Exercise
Pick out every line with the word "диалогов" and copy it.

Input rows
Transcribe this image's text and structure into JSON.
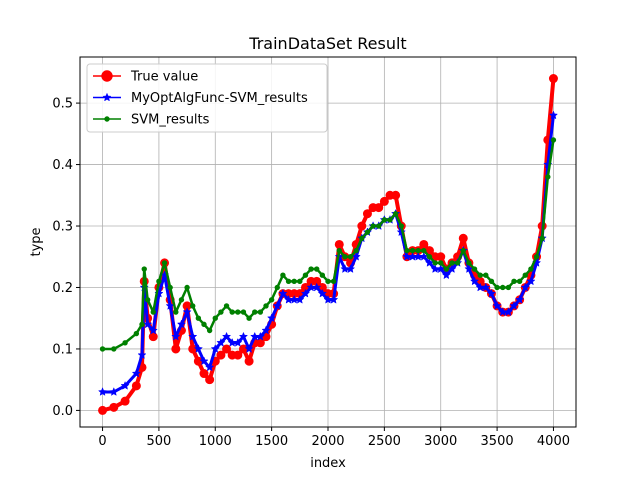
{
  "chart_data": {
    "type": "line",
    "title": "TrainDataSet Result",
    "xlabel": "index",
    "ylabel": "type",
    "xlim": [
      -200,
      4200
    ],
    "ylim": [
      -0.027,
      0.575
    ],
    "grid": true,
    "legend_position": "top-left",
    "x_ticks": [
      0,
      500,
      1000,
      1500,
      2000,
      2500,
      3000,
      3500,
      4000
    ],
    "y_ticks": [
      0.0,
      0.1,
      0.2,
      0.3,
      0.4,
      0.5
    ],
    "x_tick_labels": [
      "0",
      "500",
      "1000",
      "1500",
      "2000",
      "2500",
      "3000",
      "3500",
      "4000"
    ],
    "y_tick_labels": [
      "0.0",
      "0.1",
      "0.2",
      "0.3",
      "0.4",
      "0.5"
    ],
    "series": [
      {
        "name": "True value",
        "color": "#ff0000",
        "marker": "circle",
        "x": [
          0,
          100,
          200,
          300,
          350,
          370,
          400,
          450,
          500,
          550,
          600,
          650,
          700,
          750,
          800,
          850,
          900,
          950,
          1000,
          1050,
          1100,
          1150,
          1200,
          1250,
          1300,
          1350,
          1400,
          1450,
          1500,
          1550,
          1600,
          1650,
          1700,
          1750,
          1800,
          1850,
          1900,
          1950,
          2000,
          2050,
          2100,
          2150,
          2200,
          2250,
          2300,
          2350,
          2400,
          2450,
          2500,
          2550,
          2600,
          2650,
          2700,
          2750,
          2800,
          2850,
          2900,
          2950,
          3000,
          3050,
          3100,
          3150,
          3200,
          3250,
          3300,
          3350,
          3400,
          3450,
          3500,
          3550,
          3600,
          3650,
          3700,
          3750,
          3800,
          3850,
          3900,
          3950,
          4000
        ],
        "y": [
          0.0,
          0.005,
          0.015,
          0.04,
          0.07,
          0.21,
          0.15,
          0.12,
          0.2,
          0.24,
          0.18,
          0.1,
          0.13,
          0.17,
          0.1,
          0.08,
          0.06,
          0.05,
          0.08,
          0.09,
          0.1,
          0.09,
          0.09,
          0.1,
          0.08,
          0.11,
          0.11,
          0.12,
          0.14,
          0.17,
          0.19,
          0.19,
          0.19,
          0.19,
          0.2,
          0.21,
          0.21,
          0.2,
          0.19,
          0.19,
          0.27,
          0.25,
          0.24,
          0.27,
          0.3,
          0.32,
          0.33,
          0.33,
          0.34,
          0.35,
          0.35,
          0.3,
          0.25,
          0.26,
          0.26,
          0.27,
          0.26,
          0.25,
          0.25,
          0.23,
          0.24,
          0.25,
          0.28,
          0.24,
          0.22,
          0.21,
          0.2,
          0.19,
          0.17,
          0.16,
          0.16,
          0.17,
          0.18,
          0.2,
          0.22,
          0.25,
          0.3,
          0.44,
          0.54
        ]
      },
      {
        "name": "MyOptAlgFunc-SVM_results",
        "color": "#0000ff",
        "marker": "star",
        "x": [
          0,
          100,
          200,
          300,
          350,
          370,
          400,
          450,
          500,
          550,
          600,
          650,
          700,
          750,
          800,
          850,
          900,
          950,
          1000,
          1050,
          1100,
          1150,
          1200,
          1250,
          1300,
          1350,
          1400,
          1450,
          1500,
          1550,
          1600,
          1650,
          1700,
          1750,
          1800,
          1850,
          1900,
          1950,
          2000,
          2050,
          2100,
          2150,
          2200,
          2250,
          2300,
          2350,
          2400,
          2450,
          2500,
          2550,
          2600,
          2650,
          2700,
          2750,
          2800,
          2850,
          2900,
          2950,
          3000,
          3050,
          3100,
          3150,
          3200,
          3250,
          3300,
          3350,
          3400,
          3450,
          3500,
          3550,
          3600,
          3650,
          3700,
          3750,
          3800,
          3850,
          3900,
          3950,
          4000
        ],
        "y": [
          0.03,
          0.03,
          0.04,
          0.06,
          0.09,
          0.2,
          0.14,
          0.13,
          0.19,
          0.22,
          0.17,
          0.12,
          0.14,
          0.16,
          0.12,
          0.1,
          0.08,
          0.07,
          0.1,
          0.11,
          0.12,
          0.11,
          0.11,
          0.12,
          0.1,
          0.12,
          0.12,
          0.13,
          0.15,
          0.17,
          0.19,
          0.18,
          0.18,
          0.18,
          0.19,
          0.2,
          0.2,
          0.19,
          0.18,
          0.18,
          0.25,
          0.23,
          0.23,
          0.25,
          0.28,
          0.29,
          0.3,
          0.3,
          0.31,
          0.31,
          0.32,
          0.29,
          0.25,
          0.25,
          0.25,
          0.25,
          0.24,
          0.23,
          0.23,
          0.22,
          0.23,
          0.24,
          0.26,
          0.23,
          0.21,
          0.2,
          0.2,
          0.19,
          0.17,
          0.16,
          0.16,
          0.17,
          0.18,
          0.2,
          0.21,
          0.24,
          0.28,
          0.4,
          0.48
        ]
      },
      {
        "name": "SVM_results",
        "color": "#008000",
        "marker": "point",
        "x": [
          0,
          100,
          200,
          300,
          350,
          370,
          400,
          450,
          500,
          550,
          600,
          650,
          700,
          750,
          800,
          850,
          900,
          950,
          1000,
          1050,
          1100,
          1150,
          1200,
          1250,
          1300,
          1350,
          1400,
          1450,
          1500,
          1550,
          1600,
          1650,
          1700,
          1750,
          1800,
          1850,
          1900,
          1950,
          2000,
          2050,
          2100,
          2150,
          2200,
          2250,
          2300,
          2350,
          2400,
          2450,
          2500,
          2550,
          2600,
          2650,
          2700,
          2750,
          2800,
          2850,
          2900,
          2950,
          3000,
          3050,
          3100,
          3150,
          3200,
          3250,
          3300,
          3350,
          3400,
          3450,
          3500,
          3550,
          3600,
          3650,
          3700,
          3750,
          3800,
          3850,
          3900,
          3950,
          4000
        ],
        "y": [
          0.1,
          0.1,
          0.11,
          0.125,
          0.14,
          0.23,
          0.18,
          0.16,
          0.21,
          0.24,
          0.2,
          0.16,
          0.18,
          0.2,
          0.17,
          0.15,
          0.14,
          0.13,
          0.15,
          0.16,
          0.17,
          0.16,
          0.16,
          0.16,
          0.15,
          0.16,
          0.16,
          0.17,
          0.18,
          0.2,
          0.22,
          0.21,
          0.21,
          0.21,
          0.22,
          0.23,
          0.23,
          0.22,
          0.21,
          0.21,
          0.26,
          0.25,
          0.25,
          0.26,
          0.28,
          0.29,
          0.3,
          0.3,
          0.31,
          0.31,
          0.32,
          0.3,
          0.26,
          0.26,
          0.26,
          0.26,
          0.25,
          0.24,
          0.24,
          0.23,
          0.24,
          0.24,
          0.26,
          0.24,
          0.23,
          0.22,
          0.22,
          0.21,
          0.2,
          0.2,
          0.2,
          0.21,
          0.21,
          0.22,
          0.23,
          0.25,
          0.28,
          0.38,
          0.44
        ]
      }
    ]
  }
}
---
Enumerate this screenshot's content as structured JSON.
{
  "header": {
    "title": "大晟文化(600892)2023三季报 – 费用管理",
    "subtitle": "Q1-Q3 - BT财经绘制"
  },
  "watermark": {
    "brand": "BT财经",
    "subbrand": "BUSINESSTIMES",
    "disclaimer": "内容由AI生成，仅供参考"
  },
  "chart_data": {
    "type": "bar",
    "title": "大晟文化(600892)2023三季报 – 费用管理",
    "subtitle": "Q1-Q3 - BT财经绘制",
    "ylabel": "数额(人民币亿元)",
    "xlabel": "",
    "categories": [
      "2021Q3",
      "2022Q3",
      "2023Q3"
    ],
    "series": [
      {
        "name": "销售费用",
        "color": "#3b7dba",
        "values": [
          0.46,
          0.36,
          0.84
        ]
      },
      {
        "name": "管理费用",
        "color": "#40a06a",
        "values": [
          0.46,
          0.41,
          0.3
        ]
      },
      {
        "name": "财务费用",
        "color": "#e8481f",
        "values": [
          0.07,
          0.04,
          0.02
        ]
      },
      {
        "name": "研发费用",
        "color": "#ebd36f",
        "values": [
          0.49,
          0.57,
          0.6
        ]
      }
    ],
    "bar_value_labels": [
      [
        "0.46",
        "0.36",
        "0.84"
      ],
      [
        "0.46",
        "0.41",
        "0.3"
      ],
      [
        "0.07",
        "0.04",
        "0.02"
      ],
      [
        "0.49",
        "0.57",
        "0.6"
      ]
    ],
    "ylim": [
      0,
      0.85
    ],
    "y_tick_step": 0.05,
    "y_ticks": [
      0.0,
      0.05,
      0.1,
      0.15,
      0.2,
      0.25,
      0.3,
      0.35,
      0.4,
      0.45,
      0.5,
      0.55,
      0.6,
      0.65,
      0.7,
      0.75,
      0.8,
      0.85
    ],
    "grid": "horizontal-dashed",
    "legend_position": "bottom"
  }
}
--
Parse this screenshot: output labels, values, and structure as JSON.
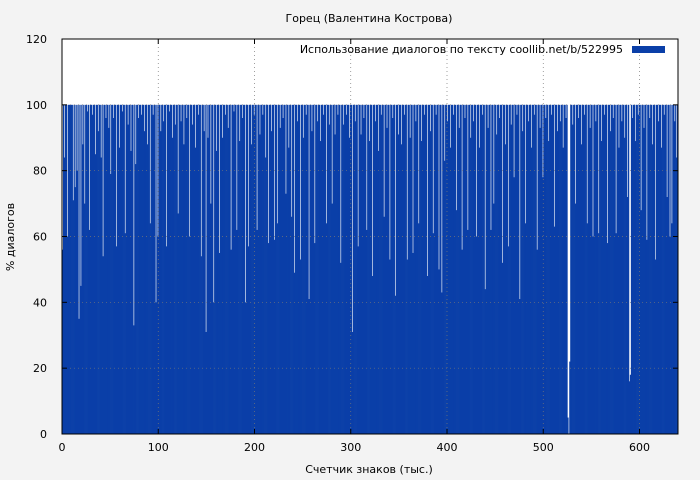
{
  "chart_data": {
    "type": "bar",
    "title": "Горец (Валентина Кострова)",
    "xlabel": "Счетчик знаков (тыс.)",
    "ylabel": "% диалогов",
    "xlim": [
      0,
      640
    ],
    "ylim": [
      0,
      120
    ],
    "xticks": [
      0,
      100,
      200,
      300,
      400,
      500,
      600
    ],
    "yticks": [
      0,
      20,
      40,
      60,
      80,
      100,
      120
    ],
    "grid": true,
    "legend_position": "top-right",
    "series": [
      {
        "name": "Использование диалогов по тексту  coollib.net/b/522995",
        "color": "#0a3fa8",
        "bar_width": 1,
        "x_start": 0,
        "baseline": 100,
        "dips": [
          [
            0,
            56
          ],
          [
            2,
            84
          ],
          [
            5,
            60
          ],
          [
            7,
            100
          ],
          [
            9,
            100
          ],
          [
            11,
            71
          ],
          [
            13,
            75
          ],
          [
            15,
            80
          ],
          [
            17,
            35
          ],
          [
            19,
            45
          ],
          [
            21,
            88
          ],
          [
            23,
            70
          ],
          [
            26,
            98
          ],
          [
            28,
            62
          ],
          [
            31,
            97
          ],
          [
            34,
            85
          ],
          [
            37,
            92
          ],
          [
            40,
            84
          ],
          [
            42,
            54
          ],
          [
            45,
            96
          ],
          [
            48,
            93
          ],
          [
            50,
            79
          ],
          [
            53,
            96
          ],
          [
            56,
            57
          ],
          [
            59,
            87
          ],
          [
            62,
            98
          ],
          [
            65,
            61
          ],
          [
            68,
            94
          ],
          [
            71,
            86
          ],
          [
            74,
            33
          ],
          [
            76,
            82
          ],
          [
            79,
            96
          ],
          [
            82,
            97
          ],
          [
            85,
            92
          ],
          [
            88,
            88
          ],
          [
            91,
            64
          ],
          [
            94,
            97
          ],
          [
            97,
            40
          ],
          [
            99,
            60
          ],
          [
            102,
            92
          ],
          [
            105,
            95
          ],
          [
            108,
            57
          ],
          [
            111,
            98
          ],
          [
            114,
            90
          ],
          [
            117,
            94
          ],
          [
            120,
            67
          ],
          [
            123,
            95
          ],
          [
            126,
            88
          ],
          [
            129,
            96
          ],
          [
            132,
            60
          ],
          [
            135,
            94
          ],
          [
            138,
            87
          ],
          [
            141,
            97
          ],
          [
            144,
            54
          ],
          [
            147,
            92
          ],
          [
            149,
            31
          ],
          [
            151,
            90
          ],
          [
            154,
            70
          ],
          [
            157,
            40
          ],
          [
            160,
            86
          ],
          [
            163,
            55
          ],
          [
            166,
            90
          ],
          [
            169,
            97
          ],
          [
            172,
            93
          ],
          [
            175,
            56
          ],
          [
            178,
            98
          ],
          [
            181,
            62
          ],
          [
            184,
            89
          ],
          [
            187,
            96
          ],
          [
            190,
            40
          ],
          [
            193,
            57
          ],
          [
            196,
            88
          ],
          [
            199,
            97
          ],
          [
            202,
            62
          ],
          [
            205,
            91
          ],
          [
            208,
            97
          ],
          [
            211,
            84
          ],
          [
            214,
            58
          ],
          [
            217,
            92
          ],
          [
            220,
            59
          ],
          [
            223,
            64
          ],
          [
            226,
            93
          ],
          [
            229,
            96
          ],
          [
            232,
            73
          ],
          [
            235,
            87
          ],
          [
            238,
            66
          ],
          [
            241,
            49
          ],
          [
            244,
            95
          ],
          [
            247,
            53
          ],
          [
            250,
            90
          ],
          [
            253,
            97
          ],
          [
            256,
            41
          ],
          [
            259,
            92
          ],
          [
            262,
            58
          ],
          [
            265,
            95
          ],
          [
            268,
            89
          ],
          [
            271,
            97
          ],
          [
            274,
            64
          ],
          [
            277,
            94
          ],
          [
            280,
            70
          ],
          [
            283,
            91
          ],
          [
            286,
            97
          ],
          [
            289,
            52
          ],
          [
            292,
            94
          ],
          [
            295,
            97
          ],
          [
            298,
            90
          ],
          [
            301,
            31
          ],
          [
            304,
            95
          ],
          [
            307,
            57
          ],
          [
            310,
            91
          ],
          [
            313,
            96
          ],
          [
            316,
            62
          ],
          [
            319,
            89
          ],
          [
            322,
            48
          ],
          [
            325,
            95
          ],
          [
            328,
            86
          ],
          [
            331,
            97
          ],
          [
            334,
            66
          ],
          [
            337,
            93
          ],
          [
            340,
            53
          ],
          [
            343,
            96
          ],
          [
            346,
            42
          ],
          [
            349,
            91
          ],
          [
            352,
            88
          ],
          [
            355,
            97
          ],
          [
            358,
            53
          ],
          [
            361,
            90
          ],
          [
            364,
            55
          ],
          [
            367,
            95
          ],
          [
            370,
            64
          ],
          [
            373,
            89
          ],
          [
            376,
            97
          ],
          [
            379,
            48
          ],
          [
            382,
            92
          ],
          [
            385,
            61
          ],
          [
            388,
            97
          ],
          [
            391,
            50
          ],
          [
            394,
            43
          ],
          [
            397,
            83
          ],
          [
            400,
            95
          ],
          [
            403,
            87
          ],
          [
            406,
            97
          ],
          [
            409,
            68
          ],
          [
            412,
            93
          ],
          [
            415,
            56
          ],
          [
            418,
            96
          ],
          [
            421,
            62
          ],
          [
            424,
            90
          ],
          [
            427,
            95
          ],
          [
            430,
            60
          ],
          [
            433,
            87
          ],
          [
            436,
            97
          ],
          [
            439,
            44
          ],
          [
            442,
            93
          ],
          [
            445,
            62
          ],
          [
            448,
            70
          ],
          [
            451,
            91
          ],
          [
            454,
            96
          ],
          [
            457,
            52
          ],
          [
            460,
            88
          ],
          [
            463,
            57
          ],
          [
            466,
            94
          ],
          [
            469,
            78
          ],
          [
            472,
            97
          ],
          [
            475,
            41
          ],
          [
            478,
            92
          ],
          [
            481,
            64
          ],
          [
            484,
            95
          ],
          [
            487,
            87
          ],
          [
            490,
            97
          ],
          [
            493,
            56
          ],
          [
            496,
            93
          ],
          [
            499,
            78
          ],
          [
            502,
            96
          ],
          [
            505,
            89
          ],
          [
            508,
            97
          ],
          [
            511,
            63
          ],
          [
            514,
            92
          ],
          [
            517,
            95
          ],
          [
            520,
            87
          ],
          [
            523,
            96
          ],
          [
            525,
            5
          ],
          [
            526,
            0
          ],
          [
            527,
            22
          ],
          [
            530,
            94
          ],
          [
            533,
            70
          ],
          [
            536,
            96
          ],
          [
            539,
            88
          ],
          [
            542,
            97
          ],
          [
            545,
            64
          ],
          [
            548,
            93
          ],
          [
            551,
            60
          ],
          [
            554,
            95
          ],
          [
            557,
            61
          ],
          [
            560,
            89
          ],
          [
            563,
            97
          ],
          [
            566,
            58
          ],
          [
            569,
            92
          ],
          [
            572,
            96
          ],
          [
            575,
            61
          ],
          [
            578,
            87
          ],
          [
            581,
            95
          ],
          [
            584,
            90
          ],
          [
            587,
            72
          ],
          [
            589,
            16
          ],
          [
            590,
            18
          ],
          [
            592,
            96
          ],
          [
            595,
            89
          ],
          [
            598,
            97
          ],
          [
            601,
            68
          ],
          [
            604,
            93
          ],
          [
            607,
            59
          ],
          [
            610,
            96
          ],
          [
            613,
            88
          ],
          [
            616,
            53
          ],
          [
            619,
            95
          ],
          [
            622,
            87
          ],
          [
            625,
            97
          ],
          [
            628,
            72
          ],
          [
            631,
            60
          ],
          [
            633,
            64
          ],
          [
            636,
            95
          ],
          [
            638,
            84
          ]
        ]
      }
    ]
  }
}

Exercise result
    "ylabel": "% диалогов",
        "name": "Использование диалогов по тексту  coollib.net/b/522995",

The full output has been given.